Esther's Excellent Adventure
When Esther finds herself with five days free of family and work obligations, what else is she going to do but solo hike the Wonderland Trail, around Mount Rainier? Many thanks to herself for the awesome report and the gorgeous summer-mountain photos (except where noted)!
Saturday, August 5, found me getting on a flight home to Seattle, leaving Steve and the kids to spend another 6 days working on his family’s old Vermont house that one of his ancestors built around 1840. When we had made the travel arrangements back in the spring, Steve had suggested that I might prefer to fly back early, and I had jumped at the opportunity, immediately starting to brainstorm. There were a lot of things I would love to do in the Pacific Northwest in August, but not all of them seemed ideal as solo adventures. I kept coming back to the idea of trying to hike the Wonderland Trail around Mount Rainier. It was close, I wouldn’t need a car shuttle if I hiked the entire loop, and while I could challenge myself a bit, there would be plenty of other people on the trail in case something went wrong.

-=-=-

- _Task list_:
1) In the Wonderland Trail hiking report, what date did Esther fly home to Seattle?
2) Can you carry on the Wonderland Trail hiking report from its last sentence?

- _Given information_:
-=-=-

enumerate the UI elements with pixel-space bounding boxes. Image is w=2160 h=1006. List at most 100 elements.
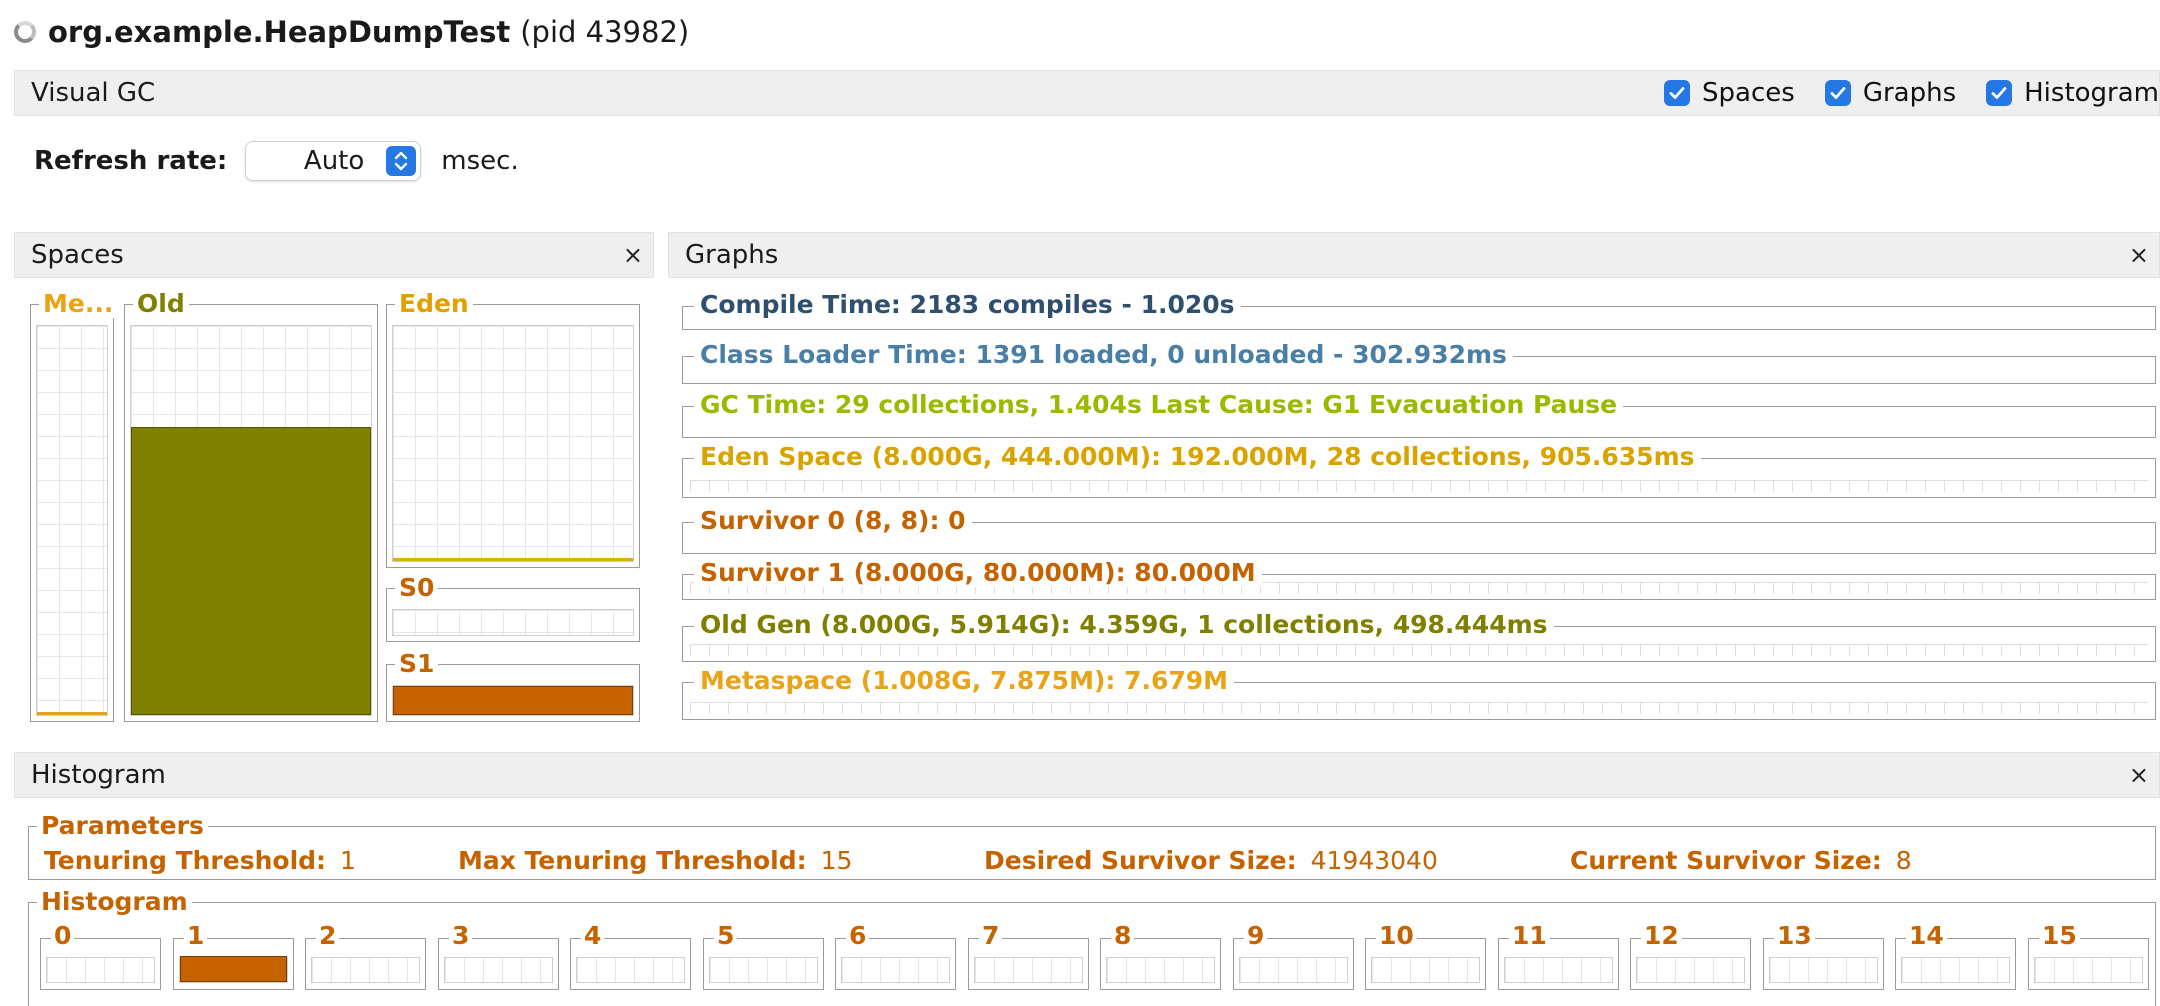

-=-=-

- _Solved problems_:
1) Saturday, August 5.

2)
I hadn’t secured a permit in the spring, but 1/3 of camp spots are reserved for walk-ups, so Plan A was for me to walk up to a ranger station on Sunday, hoping to secure a permit starting Monday. Plan B ended up being even better. The week before I wanted to go, cancellations started popping up on Recreation.gov for some of the most coveted campsites along the trail: first a night at Summerland, which I immediately reserved, and then enough other sites to put together an entire loop by editing and adding on to my itinerary. Having my entire trip reserved meant I wouldn’t have to leave Seattle at 5am to be in line at the ranger station hoping for walk-up permits. And I would be finishing on Friday, the same day Steve and the kids were flying back to Seattle.
Adding to my excellent luck, my flights ran generally on time, and I made it home around midnight. I got a little sleep, raided the family camping food box, and supplemented with an early morning Safeway run for a few more food items and a couple of Smartwater bottles. I packed my pack, put it on the scale, and grimaced.
Back in the late 90’s, I did a 250-mile solo hike on the High Sierra Trail and John Muir Trail. For that hike, my only shelter was a large coated nylon tarp that I slept on top of most nights because it so rarely rained. I didn’t carry a stove, getting by on cold food but also suffering nutritionally as a result. My only mosquito protection was a head net, but I planned my days to sleep up high and rarely had issues with mosquitoes in camp. By the standards of the day, and for a solo hiker, people told me my pack was small, but in retrospect, I remember it being pretty heavy.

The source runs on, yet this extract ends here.